**Your objective**
Only the lines with "qayd" in the entries below belong in the answer; please copy them.

[Document transcript data]
---

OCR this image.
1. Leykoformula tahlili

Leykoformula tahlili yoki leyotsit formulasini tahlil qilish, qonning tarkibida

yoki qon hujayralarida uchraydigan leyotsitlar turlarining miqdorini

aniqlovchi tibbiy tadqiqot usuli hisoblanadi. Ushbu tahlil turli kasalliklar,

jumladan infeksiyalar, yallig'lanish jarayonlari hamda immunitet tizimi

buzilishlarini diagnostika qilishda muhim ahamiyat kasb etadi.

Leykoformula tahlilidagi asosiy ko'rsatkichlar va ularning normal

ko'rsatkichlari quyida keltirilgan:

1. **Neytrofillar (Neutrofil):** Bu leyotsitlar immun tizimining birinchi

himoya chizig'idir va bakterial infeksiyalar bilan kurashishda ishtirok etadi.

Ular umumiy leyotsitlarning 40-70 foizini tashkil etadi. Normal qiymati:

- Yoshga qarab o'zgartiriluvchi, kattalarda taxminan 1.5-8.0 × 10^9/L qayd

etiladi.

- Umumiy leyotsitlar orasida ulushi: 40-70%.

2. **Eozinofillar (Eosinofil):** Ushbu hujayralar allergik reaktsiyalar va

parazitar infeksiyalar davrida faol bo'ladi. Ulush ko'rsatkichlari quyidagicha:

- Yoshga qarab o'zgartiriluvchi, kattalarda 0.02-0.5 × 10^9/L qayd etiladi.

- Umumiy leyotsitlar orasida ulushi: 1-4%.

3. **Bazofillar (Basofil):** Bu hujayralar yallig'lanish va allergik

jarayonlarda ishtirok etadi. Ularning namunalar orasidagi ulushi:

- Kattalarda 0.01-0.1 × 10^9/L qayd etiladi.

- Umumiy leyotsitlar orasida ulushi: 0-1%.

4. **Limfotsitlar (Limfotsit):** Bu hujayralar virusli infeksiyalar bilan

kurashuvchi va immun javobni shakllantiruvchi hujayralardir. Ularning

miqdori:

---

**Answer box**
- Yoshga qarab o'zgartiriluvchi, kattalarda taxminan 1.5-8.0 × 10^9/L qayd
- Yoshga qarab o'zgartiriluvchi, kattalarda 0.02-0.5 × 10^9/L qayd etiladi.
- Kattalarda 0.01-0.1 × 10^9/L qayd etiladi.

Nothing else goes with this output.